Data extract:
━━━━━━━━
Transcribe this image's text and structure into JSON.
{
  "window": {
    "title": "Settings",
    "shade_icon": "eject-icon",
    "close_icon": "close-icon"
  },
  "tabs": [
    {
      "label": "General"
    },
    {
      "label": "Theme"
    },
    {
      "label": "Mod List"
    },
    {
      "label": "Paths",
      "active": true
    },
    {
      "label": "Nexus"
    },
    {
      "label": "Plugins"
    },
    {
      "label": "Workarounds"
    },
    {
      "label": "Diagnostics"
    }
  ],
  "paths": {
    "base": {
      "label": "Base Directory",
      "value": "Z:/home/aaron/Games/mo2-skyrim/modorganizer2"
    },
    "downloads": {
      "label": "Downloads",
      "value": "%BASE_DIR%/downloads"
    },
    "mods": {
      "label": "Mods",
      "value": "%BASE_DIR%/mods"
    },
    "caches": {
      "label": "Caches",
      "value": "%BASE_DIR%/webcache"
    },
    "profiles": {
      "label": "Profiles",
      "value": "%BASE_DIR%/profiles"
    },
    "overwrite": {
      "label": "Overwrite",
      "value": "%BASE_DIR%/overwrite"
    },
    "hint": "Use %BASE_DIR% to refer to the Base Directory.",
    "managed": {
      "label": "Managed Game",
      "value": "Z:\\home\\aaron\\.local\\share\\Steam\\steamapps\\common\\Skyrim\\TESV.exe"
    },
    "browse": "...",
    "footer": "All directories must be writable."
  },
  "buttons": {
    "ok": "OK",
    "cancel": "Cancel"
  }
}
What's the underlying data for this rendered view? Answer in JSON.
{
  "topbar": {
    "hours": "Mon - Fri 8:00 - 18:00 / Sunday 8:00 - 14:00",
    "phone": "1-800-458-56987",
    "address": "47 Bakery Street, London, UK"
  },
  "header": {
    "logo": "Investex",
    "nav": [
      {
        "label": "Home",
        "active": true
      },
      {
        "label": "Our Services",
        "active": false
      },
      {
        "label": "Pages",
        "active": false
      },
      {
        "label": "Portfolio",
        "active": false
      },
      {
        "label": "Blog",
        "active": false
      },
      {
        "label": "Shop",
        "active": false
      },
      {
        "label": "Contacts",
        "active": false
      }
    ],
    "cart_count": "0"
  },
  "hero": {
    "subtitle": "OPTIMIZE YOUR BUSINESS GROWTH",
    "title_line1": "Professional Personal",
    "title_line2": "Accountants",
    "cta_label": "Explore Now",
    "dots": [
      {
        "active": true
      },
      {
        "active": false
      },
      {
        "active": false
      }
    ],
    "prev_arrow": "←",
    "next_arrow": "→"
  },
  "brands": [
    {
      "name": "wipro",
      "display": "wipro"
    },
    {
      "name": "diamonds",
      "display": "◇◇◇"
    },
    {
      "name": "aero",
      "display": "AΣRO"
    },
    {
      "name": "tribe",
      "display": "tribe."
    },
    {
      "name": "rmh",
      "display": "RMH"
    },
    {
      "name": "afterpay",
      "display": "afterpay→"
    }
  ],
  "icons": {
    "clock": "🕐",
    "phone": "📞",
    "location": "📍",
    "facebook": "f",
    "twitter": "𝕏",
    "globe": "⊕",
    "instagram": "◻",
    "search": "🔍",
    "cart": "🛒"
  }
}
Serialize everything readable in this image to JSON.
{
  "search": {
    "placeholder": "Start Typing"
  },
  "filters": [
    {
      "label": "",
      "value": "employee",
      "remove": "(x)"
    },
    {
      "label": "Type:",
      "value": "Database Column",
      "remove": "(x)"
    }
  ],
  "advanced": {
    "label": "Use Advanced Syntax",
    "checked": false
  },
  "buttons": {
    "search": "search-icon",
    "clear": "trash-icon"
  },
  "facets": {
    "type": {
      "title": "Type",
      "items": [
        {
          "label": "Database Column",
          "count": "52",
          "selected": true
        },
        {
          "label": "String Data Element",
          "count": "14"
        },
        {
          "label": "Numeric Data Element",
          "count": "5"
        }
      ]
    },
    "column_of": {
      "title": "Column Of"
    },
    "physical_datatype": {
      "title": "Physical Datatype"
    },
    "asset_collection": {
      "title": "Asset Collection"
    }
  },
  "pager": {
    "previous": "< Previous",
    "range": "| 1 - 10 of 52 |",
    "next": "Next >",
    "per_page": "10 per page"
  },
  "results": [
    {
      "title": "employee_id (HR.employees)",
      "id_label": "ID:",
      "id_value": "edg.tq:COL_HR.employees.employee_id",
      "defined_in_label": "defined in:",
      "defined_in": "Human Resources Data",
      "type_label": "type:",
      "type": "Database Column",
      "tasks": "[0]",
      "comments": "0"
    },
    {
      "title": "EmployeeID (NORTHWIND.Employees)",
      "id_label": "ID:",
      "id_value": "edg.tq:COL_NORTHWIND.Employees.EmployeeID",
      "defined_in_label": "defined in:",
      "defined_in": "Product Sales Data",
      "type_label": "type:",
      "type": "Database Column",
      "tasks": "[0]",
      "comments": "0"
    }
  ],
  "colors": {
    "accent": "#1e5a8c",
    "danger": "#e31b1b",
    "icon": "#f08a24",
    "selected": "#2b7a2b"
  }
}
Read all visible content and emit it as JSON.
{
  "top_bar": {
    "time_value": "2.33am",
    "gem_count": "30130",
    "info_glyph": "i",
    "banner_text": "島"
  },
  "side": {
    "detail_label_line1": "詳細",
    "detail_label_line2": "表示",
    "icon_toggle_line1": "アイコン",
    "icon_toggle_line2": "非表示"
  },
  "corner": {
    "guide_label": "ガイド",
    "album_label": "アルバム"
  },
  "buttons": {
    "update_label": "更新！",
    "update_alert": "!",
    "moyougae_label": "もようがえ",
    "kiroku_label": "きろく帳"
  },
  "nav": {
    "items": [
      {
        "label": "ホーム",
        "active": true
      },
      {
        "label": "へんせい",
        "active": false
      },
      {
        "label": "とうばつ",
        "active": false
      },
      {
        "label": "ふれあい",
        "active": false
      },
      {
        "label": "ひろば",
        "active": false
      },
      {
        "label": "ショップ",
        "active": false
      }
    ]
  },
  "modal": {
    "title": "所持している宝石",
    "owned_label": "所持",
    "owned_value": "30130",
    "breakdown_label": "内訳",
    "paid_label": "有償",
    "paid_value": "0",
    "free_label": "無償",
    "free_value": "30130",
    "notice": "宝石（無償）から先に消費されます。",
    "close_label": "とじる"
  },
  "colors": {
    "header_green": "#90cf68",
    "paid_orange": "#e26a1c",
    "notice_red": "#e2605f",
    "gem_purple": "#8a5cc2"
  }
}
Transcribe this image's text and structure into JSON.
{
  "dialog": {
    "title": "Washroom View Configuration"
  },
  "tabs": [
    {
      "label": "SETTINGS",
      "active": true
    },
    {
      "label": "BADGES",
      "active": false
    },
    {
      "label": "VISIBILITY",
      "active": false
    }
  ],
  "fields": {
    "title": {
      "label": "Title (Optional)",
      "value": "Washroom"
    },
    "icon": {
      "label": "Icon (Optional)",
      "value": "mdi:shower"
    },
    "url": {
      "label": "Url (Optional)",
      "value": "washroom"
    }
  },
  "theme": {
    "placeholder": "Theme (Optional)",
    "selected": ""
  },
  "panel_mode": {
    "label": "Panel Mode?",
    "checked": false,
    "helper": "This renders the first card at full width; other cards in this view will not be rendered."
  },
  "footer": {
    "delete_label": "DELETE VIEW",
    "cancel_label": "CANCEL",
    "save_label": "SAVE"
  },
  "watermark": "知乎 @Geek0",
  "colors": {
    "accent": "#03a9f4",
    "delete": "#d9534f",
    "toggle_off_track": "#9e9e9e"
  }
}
━━━━━━━━
What to produce: Extract the complete listing above, reproducing each line exactly.

Exercise response:
Transcribe this image's text and structure into JSON.
{
  "window": {
    "title": "Settings",
    "shade_icon": "eject-icon",
    "close_icon": "close-icon"
  },
  "tabs": [
    {
      "label": "General"
    },
    {
      "label": "Theme"
    },
    {
      "label": "Mod List"
    },
    {
      "label": "Paths",
      "active": true
    },
    {
      "label": "Nexus"
    },
    {
      "label": "Plugins"
    },
    {
      "label": "Workarounds"
    },
    {
      "label": "Diagnostics"
    }
  ],
  "paths": {
    "base": {
      "label": "Base Directory",
      "value": "Z:/home/aaron/Games/mo2-skyrim/modorganizer2"
    },
    "downloads": {
      "label": "Downloads",
      "value": "%BASE_DIR%/downloads"
    },
    "mods": {
      "label": "Mods",
      "value": "%BASE_DIR%/mods"
    },
    "caches": {
      "label": "Caches",
      "value": "%BASE_DIR%/webcache"
    },
    "profiles": {
      "label": "Profiles",
      "value": "%BASE_DIR%/profiles"
    },
    "overwrite": {
      "label": "Overwrite",
      "value": "%BASE_DIR%/overwrite"
    },
    "hint": "Use %BASE_DIR% to refer to the Base Directory.",
    "managed": {
      "label": "Managed Game",
      "value": "Z:\\home\\aaron\\.local\\share\\Steam\\steamapps\\common\\Skyrim\\TESV.exe"
    },
    "browse": "...",
    "footer": "All directories must be writable."
  },
  "buttons": {
    "ok": "OK",
    "cancel": "Cancel"
  }
}
What's the underlying data for this rendered view? Answer in JSON.
{
  "topbar": {
    "hours": "Mon - Fri 8:00 - 18:00 / Sunday 8:00 - 14:00",
    "phone": "1-800-458-56987",
    "address": "47 Bakery Street, London, UK"
  },
  "header": {
    "logo": "Investex",
    "nav": [
      {
        "label": "Home",
        "active": true
      },
      {
        "label": "Our Services",
        "active": false
      },
      {
        "label": "Pages",
        "active": false
      },
      {
        "label": "Portfolio",
        "active": false
      },
      {
        "label": "Blog",
        "active": false
      },
      {
        "label": "Shop",
        "active": false
      },
      {
        "label": "Contacts",
        "active": false
      }
    ],
    "cart_count": "0"
  },
  "hero": {
    "subtitle": "OPTIMIZE YOUR BUSINESS GROWTH",
    "title_line1": "Professional Personal",
    "title_line2": "Accountants",
    "cta_label": "Explore Now",
    "dots": [
      {
        "active": true
      },
      {
        "active": false
      },
      {
        "active": false
      }
    ],
    "prev_arrow": "←",
    "next_arrow": "→"
  },
  "brands": [
    {
      "name": "wipro",
      "display": "wipro"
    },
    {
      "name": "diamonds",
      "display": "◇◇◇"
    },
    {
      "name": "aero",
      "display": "AΣRO"
    },
    {
      "name": "tribe",
      "display": "tribe."
    },
    {
      "name": "rmh",
      "display": "RMH"
    },
    {
      "name": "afterpay",
      "display": "afterpay→"
    }
  ],
  "icons": {
    "clock": "🕐",
    "phone": "📞",
    "location": "📍",
    "facebook": "f",
    "twitter": "𝕏",
    "globe": "⊕",
    "instagram": "◻",
    "search": "🔍",
    "cart": "🛒"
  }
}
Serialize everything readable in this image to JSON.
{
  "search": {
    "placeholder": "Start Typing"
  },
  "filters": [
    {
      "label": "",
      "value": "employee",
      "remove": "(x)"
    },
    {
      "label": "Type:",
      "value": "Database Column",
      "remove": "(x)"
    }
  ],
  "advanced": {
    "label": "Use Advanced Syntax",
    "checked": false
  },
  "buttons": {
    "search": "search-icon",
    "clear": "trash-icon"
  },
  "facets": {
    "type": {
      "title": "Type",
      "items": [
        {
          "label": "Database Column",
          "count": "52",
          "selected": true
        },
        {
          "label": "String Data Element",
          "count": "14"
        },
        {
          "label": "Numeric Data Element",
          "count": "5"
        }
      ]
    },
    "column_of": {
      "title": "Column Of"
    },
    "physical_datatype": {
      "title": "Physical Datatype"
    },
    "asset_collection": {
      "title": "Asset Collection"
    }
  },
  "pager": {
    "previous": "< Previous",
    "range": "| 1 - 10 of 52 |",
    "next": "Next >",
    "per_page": "10 per page"
  },
  "results": [
    {
      "title": "employee_id (HR.employees)",
      "id_label": "ID:",
      "id_value": "edg.tq:COL_HR.employees.employee_id",
      "defined_in_label": "defined in:",
      "defined_in": "Human Resources Data",
      "type_label": "type:",
      "type": "Database Column",
      "tasks": "[0]",
      "comments": "0"
    },
    {
      "title": "EmployeeID (NORTHWIND.Employees)",
      "id_label": "ID:",
      "id_value": "edg.tq:COL_NORTHWIND.Employees.EmployeeID",
      "defined_in_label": "defined in:",
      "defined_in": "Product Sales Data",
      "type_label": "type:",
      "type": "Database Column",
      "tasks": "[0]",
      "comments": "0"
    }
  ],
  "colors": {
    "accent": "#1e5a8c",
    "danger": "#e31b1b",
    "icon": "#f08a24",
    "selected": "#2b7a2b"
  }
}
Read all visible content and emit it as JSON.
{
  "top_bar": {
    "time_value": "2.33am",
    "gem_count": "30130",
    "info_glyph": "i",
    "banner_text": "島"
  },
  "side": {
    "detail_label_line1": "詳細",
    "detail_label_line2": "表示",
    "icon_toggle_line1": "アイコン",
    "icon_toggle_line2": "非表示"
  },
  "corner": {
    "guide_label": "ガイド",
    "album_label": "アルバム"
  },
  "buttons": {
    "update_label": "更新！",
    "update_alert": "!",
    "moyougae_label": "もようがえ",
    "kiroku_label": "きろく帳"
  },
  "nav": {
    "items": [
      {
        "label": "ホーム",
        "active": true
      },
      {
        "label": "へんせい",
        "active": false
      },
      {
        "label": "とうばつ",
        "active": false
      },
      {
        "label": "ふれあい",
        "active": false
      },
      {
        "label": "ひろば",
        "active": false
      },
      {
        "label": "ショップ",
        "active": false
      }
    ]
  },
  "modal": {
    "title": "所持している宝石",
    "owned_label": "所持",
    "owned_value": "30130",
    "breakdown_label": "内訳",
    "paid_label": "有償",
    "paid_value": "0",
    "free_label": "無償",
    "free_value": "30130",
    "notice": "宝石（無償）から先に消費されます。",
    "close_label": "とじる"
  },
  "colors": {
    "header_green": "#90cf68",
    "paid_orange": "#e26a1c",
    "notice_red": "#e2605f",
    "gem_purple": "#8a5cc2"
  }
}
Transcribe this image's text and structure into JSON.
{
  "dialog": {
    "title": "Washroom View Configuration"
  },
  "tabs": [
    {
      "label": "SETTINGS",
      "active": true
    },
    {
      "label": "BADGES",
      "active": false
    },
    {
      "label": "VISIBILITY",
      "active": false
    }
  ],
  "fields": {
    "title": {
      "label": "Title (Optional)",
      "value": "Washroom"
    },
    "icon": {
      "label": "Icon (Optional)",
      "value": "mdi:shower"
    },
    "url": {
      "label": "Url (Optional)",
      "value": "washroom"
    }
  },
  "theme": {
    "placeholder": "Theme (Optional)",
    "selected": ""
  },
  "panel_mode": {
    "label": "Panel Mode?",
    "checked": false,
    "helper": "This renders the first card at full width; other cards in this view will not be rendered."
  },
  "footer": {
    "delete_label": "DELETE VIEW",
    "cancel_label": "CANCEL",
    "save_label": "SAVE"
  },
  "watermark": "知乎 @Geek0",
  "colors": {
    "accent": "#03a9f4",
    "delete": "#d9534f",
    "toggle_off_track": "#9e9e9e"
  }
}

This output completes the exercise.